Requirement:
Will you extract the entries word for word? Images should not appear in the copy.

Information provided:

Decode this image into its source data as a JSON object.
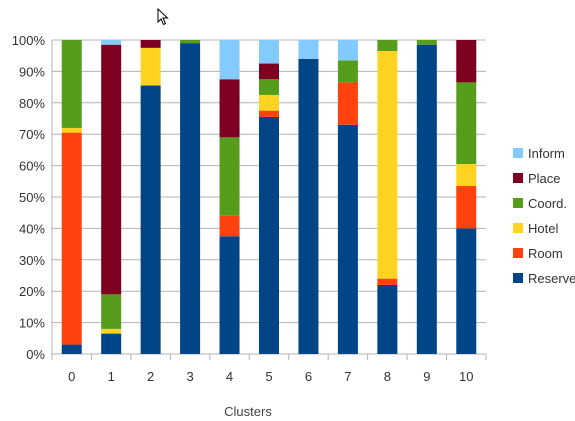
{
  "chart_data": {
    "type": "bar",
    "stacked": true,
    "percent": true,
    "categories": [
      "0",
      "1",
      "2",
      "3",
      "4",
      "5",
      "6",
      "7",
      "8",
      "9",
      "10"
    ],
    "xlabel": "Clusters",
    "ylabel": "",
    "ylim": [
      0,
      100
    ],
    "yticks": [
      "0%",
      "10%",
      "20%",
      "30%",
      "40%",
      "50%",
      "60%",
      "70%",
      "80%",
      "90%",
      "100%"
    ],
    "grid": true,
    "legend_position": "right",
    "series": [
      {
        "name": "Reserve",
        "color": "#004586",
        "values": [
          3,
          6.5,
          85.5,
          99,
          37.5,
          75.5,
          94,
          73,
          22,
          98.5,
          40
        ]
      },
      {
        "name": "Room",
        "color": "#ff420e",
        "values": [
          67.5,
          0,
          0,
          0,
          6.5,
          2,
          0,
          13.5,
          2,
          0,
          13.5
        ]
      },
      {
        "name": "Hotel",
        "color": "#ffd320",
        "values": [
          1.5,
          1.5,
          12,
          0,
          0,
          5,
          0,
          0,
          72.5,
          0,
          7
        ]
      },
      {
        "name": "Coord.",
        "color": "#579d1c",
        "values": [
          28,
          11,
          0,
          1,
          25,
          5,
          0,
          7,
          3.5,
          1.5,
          26
        ]
      },
      {
        "name": "Place",
        "color": "#7e0021",
        "values": [
          0,
          79.5,
          2.5,
          0,
          18.5,
          5,
          0,
          0,
          0,
          0,
          13.5
        ]
      },
      {
        "name": "Inform",
        "color": "#83caff",
        "values": [
          0,
          1.5,
          0,
          0,
          12.5,
          7.5,
          6,
          6.5,
          0,
          0,
          0
        ]
      }
    ]
  },
  "legend_order": [
    "Inform",
    "Place",
    "Coord.",
    "Hotel",
    "Room",
    "Reserve"
  ],
  "colors": {
    "grid": "#b3b3b3",
    "axis": "#b3b3b3",
    "text": "#333333"
  },
  "cursor_icon": "mouse-pointer-icon"
}
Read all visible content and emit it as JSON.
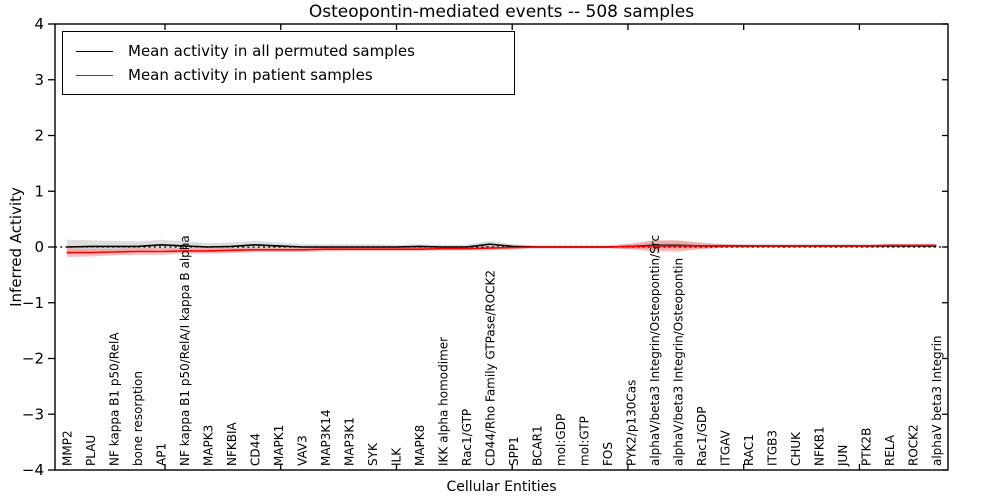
{
  "chart_data": {
    "type": "line",
    "title": "Osteopontin-mediated events -- 508 samples",
    "xlabel": "Cellular Entities",
    "ylabel": "Inferred Activity",
    "ylim": [
      -4,
      4
    ],
    "yticks": [
      4,
      3,
      2,
      1,
      0,
      -1,
      -2,
      -3,
      -4
    ],
    "grid": false,
    "legend_position": "upper left",
    "zero_line": {
      "value": 0,
      "style": "dotted",
      "color": "#000000"
    },
    "x_tick_label_rotation": 90,
    "categories": [
      "MMP2",
      "PLAU",
      "NF kappa B1 p50/RelA",
      "bone resorption",
      "AP1",
      "NF kappa B1 p50/RelA/I kappa B alpha",
      "MAPK3",
      "NFKBIA",
      "CD44",
      "MAPK1",
      "VAV3",
      "MAP3K14",
      "MAP3K1",
      "SYK",
      "ILK",
      "MAPK8",
      "IKK alpha homodimer",
      "Rac1/GTP",
      "CD44/Rho Family GTPase/ROCK2",
      "SPP1",
      "BCAR1",
      "mol:GDP",
      "mol:GTP",
      "FOS",
      "PYK2/p130Cas",
      "alphaV/beta3 Integrin/Osteopontin/Src",
      "alphaV/beta3 Integrin/Osteopontin",
      "Rac1/GDP",
      "ITGAV",
      "RAC1",
      "ITGB3",
      "CHUK",
      "NFKB1",
      "JUN",
      "PTK2B",
      "RELA",
      "ROCK2",
      "alphaV beta3 Integrin"
    ],
    "series": [
      {
        "name": "Mean activity in all permuted samples",
        "color": "#000000",
        "band_color": "#bbbbbb",
        "band_opacity": 0.5,
        "values": [
          0.0,
          0.01,
          0.01,
          0.01,
          0.04,
          0.02,
          0.0,
          0.01,
          0.04,
          0.02,
          0.0,
          0.0,
          0.0,
          0.0,
          0.0,
          0.01,
          0.0,
          0.0,
          0.05,
          0.01,
          0.0,
          0.0,
          0.0,
          0.0,
          0.01,
          0.03,
          0.03,
          0.02,
          0.02,
          0.02,
          0.02,
          0.02,
          0.02,
          0.02,
          0.02,
          0.02,
          0.02,
          0.02
        ],
        "band_halfwidth": [
          0.13,
          0.11,
          0.1,
          0.09,
          0.09,
          0.08,
          0.07,
          0.07,
          0.07,
          0.06,
          0.05,
          0.05,
          0.05,
          0.05,
          0.04,
          0.04,
          0.04,
          0.04,
          0.06,
          0.04,
          0.03,
          0.03,
          0.03,
          0.03,
          0.05,
          0.08,
          0.08,
          0.05,
          0.03,
          0.03,
          0.03,
          0.03,
          0.03,
          0.03,
          0.03,
          0.03,
          0.03,
          0.03
        ]
      },
      {
        "name": "Mean activity in patient samples",
        "color": "#ff0000",
        "band_color": "#ff7070",
        "band_opacity": 0.45,
        "values": [
          -0.1,
          -0.1,
          -0.09,
          -0.08,
          -0.08,
          -0.07,
          -0.07,
          -0.06,
          -0.05,
          -0.05,
          -0.05,
          -0.04,
          -0.04,
          -0.04,
          -0.04,
          -0.04,
          -0.03,
          -0.03,
          -0.02,
          -0.01,
          0.0,
          0.0,
          0.0,
          0.0,
          0.01,
          0.02,
          0.02,
          0.02,
          0.02,
          0.02,
          0.02,
          0.02,
          0.02,
          0.02,
          0.02,
          0.03,
          0.03,
          0.03
        ],
        "band_halfwidth": [
          0.08,
          0.07,
          0.06,
          0.06,
          0.06,
          0.05,
          0.05,
          0.05,
          0.04,
          0.04,
          0.04,
          0.04,
          0.03,
          0.03,
          0.03,
          0.03,
          0.03,
          0.03,
          0.04,
          0.03,
          0.02,
          0.02,
          0.02,
          0.02,
          0.05,
          0.1,
          0.1,
          0.06,
          0.03,
          0.02,
          0.02,
          0.02,
          0.02,
          0.02,
          0.02,
          0.02,
          0.02,
          0.02
        ]
      }
    ]
  }
}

Output below:
Decode this image into its source data as a JSON object.
{
  "chart_data": {
    "type": "bar",
    "stacked": true,
    "percent": true,
    "categories": [
      "0",
      "1",
      "2",
      "3",
      "4",
      "5",
      "6",
      "7",
      "8",
      "9",
      "10"
    ],
    "xlabel": "Clusters",
    "ylabel": "",
    "ylim": [
      0,
      100
    ],
    "yticks": [
      "0%",
      "10%",
      "20%",
      "30%",
      "40%",
      "50%",
      "60%",
      "70%",
      "80%",
      "90%",
      "100%"
    ],
    "grid": true,
    "legend_position": "right",
    "series": [
      {
        "name": "Reserve",
        "color": "#004586",
        "values": [
          3,
          6.5,
          85.5,
          99,
          37.5,
          75.5,
          94,
          73,
          22,
          98.5,
          40
        ]
      },
      {
        "name": "Room",
        "color": "#ff420e",
        "values": [
          67.5,
          0,
          0,
          0,
          6.5,
          2,
          0,
          13.5,
          2,
          0,
          13.5
        ]
      },
      {
        "name": "Hotel",
        "color": "#ffd320",
        "values": [
          1.5,
          1.5,
          12,
          0,
          0,
          5,
          0,
          0,
          72.5,
          0,
          7
        ]
      },
      {
        "name": "Coord.",
        "color": "#579d1c",
        "values": [
          28,
          11,
          0,
          1,
          25,
          5,
          0,
          7,
          3.5,
          1.5,
          26
        ]
      },
      {
        "name": "Place",
        "color": "#7e0021",
        "values": [
          0,
          79.5,
          2.5,
          0,
          18.5,
          5,
          0,
          0,
          0,
          0,
          13.5
        ]
      },
      {
        "name": "Inform",
        "color": "#83caff",
        "values": [
          0,
          1.5,
          0,
          0,
          12.5,
          7.5,
          6,
          6.5,
          0,
          0,
          0
        ]
      }
    ]
  },
  "legend_order": [
    "Inform",
    "Place",
    "Coord.",
    "Hotel",
    "Room",
    "Reserve"
  ],
  "colors": {
    "grid": "#b3b3b3",
    "axis": "#b3b3b3",
    "text": "#333333"
  },
  "cursor_icon": "mouse-pointer-icon"
}
Read all visible content and emit it as JSON.
{
  "chart_data": {
    "type": "line",
    "title": "Osteopontin-mediated events -- 508 samples",
    "xlabel": "Cellular Entities",
    "ylabel": "Inferred Activity",
    "ylim": [
      -4,
      4
    ],
    "yticks": [
      4,
      3,
      2,
      1,
      0,
      -1,
      -2,
      -3,
      -4
    ],
    "grid": false,
    "legend_position": "upper left",
    "zero_line": {
      "value": 0,
      "style": "dotted",
      "color": "#000000"
    },
    "x_tick_label_rotation": 90,
    "categories": [
      "MMP2",
      "PLAU",
      "NF kappa B1 p50/RelA",
      "bone resorption",
      "AP1",
      "NF kappa B1 p50/RelA/I kappa B alpha",
      "MAPK3",
      "NFKBIA",
      "CD44",
      "MAPK1",
      "VAV3",
      "MAP3K14",
      "MAP3K1",
      "SYK",
      "ILK",
      "MAPK8",
      "IKK alpha homodimer",
      "Rac1/GTP",
      "CD44/Rho Family GTPase/ROCK2",
      "SPP1",
      "BCAR1",
      "mol:GDP",
      "mol:GTP",
      "FOS",
      "PYK2/p130Cas",
      "alphaV/beta3 Integrin/Osteopontin/Src",
      "alphaV/beta3 Integrin/Osteopontin",
      "Rac1/GDP",
      "ITGAV",
      "RAC1",
      "ITGB3",
      "CHUK",
      "NFKB1",
      "JUN",
      "PTK2B",
      "RELA",
      "ROCK2",
      "alphaV beta3 Integrin"
    ],
    "series": [
      {
        "name": "Mean activity in all permuted samples",
        "color": "#000000",
        "band_color": "#bbbbbb",
        "band_opacity": 0.5,
        "values": [
          0.0,
          0.01,
          0.01,
          0.01,
          0.04,
          0.02,
          0.0,
          0.01,
          0.04,
          0.02,
          0.0,
          0.0,
          0.0,
          0.0,
          0.0,
          0.01,
          0.0,
          0.0,
          0.05,
          0.01,
          0.0,
          0.0,
          0.0,
          0.0,
          0.01,
          0.03,
          0.03,
          0.02,
          0.02,
          0.02,
          0.02,
          0.02,
          0.02,
          0.02,
          0.02,
          0.02,
          0.02,
          0.02
        ],
        "band_halfwidth": [
          0.13,
          0.11,
          0.1,
          0.09,
          0.09,
          0.08,
          0.07,
          0.07,
          0.07,
          0.06,
          0.05,
          0.05,
          0.05,
          0.05,
          0.04,
          0.04,
          0.04,
          0.04,
          0.06,
          0.04,
          0.03,
          0.03,
          0.03,
          0.03,
          0.05,
          0.08,
          0.08,
          0.05,
          0.03,
          0.03,
          0.03,
          0.03,
          0.03,
          0.03,
          0.03,
          0.03,
          0.03,
          0.03
        ]
      },
      {
        "name": "Mean activity in patient samples",
        "color": "#ff0000",
        "band_color": "#ff7070",
        "band_opacity": 0.45,
        "values": [
          -0.1,
          -0.1,
          -0.09,
          -0.08,
          -0.08,
          -0.07,
          -0.07,
          -0.06,
          -0.05,
          -0.05,
          -0.05,
          -0.04,
          -0.04,
          -0.04,
          -0.04,
          -0.04,
          -0.03,
          -0.03,
          -0.02,
          -0.01,
          0.0,
          0.0,
          0.0,
          0.0,
          0.01,
          0.02,
          0.02,
          0.02,
          0.02,
          0.02,
          0.02,
          0.02,
          0.02,
          0.02,
          0.02,
          0.03,
          0.03,
          0.03
        ],
        "band_halfwidth": [
          0.08,
          0.07,
          0.06,
          0.06,
          0.06,
          0.05,
          0.05,
          0.05,
          0.04,
          0.04,
          0.04,
          0.04,
          0.03,
          0.03,
          0.03,
          0.03,
          0.03,
          0.03,
          0.04,
          0.03,
          0.02,
          0.02,
          0.02,
          0.02,
          0.05,
          0.1,
          0.1,
          0.06,
          0.03,
          0.02,
          0.02,
          0.02,
          0.02,
          0.02,
          0.02,
          0.02,
          0.02,
          0.02
        ]
      }
    ]
  }
}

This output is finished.